[DATA ROWS]
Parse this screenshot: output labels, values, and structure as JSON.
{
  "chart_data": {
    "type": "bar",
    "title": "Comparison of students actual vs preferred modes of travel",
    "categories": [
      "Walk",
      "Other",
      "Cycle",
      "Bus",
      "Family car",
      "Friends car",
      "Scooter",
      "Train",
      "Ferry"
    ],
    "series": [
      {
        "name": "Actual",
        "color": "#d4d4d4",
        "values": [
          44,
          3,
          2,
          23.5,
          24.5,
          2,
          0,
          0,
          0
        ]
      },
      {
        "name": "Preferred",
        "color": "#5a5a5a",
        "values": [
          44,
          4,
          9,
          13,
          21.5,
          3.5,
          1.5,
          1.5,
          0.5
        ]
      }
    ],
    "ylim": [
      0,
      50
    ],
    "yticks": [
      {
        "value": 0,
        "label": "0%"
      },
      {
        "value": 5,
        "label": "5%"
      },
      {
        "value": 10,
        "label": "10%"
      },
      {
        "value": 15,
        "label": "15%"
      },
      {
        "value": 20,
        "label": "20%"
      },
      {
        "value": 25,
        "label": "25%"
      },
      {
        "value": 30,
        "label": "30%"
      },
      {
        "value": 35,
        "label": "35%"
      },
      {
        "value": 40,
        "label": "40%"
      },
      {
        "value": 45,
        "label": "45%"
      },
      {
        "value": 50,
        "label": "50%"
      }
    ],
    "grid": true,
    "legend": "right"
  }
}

[WHAT THIS TASK INVOLVES]
Each entry above is to be quoted exactly.

[PROBLEM SOLUTION]
Parse this screenshot: output labels, values, and structure as JSON.
{
  "chart_data": {
    "type": "bar",
    "title": "Comparison of students actual vs preferred modes of travel",
    "categories": [
      "Walk",
      "Other",
      "Cycle",
      "Bus",
      "Family car",
      "Friends car",
      "Scooter",
      "Train",
      "Ferry"
    ],
    "series": [
      {
        "name": "Actual",
        "color": "#d4d4d4",
        "values": [
          44,
          3,
          2,
          23.5,
          24.5,
          2,
          0,
          0,
          0
        ]
      },
      {
        "name": "Preferred",
        "color": "#5a5a5a",
        "values": [
          44,
          4,
          9,
          13,
          21.5,
          3.5,
          1.5,
          1.5,
          0.5
        ]
      }
    ],
    "ylim": [
      0,
      50
    ],
    "yticks": [
      {
        "value": 0,
        "label": "0%"
      },
      {
        "value": 5,
        "label": "5%"
      },
      {
        "value": 10,
        "label": "10%"
      },
      {
        "value": 15,
        "label": "15%"
      },
      {
        "value": 20,
        "label": "20%"
      },
      {
        "value": 25,
        "label": "25%"
      },
      {
        "value": 30,
        "label": "30%"
      },
      {
        "value": 35,
        "label": "35%"
      },
      {
        "value": 40,
        "label": "40%"
      },
      {
        "value": 45,
        "label": "45%"
      },
      {
        "value": 50,
        "label": "50%"
      }
    ],
    "grid": true,
    "legend": "right"
  }
}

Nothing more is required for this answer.